— Exercise details —
Scan the entries below and count the lines holding the string "Генпрокуратура". Supply only the number.

— Dataset excerpts —
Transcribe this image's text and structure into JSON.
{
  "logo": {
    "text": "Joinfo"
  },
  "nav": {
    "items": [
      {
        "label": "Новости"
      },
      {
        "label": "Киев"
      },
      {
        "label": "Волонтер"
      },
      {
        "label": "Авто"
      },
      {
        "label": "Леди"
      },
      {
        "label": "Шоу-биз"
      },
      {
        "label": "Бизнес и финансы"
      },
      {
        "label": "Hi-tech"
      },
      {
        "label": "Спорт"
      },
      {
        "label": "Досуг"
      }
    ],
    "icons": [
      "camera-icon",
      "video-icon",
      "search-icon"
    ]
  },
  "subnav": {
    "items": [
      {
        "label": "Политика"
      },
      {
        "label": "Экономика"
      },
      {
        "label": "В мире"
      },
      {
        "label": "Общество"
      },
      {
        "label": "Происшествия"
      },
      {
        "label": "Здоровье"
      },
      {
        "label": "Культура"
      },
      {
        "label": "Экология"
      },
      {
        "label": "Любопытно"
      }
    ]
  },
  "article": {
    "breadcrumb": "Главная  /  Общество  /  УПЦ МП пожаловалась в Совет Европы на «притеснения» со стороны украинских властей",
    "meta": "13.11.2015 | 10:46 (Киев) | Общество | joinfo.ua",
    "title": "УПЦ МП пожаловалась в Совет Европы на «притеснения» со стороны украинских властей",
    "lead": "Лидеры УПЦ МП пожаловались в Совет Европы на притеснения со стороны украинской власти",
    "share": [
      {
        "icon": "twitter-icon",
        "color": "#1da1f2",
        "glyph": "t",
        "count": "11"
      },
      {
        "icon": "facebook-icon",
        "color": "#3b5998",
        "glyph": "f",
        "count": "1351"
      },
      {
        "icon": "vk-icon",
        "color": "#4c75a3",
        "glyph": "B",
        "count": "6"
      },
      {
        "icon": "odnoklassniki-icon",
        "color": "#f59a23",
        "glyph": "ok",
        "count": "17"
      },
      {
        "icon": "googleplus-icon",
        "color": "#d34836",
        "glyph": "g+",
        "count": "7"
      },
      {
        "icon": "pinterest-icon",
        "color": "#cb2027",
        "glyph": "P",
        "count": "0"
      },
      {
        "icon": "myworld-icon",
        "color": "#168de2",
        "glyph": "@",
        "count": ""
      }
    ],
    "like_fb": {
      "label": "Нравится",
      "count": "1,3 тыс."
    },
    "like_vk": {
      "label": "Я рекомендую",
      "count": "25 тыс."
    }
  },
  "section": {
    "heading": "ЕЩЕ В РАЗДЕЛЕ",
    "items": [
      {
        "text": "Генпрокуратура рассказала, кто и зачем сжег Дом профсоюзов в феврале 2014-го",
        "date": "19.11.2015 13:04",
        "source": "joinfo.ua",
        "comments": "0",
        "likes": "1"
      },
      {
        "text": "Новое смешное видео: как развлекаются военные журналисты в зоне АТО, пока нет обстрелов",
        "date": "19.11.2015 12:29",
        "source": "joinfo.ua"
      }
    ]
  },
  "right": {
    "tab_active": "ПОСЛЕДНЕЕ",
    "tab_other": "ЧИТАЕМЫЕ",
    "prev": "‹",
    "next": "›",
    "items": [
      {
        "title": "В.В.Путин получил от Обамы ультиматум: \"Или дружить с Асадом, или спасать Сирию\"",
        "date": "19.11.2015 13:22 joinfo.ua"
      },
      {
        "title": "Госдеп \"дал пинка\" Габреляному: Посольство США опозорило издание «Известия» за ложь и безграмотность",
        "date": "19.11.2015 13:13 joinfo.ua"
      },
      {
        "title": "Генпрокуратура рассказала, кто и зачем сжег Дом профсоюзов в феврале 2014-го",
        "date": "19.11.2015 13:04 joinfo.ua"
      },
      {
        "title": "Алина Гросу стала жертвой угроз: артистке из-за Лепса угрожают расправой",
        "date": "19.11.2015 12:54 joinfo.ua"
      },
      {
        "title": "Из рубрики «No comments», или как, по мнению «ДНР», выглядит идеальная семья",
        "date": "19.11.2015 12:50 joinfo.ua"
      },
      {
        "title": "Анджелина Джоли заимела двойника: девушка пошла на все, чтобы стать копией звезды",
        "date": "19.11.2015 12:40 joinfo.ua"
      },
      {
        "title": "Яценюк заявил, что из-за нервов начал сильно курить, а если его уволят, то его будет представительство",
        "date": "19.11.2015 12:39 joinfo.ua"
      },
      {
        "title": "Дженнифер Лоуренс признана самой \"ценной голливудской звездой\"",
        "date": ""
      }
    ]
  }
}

— Solved problem —
2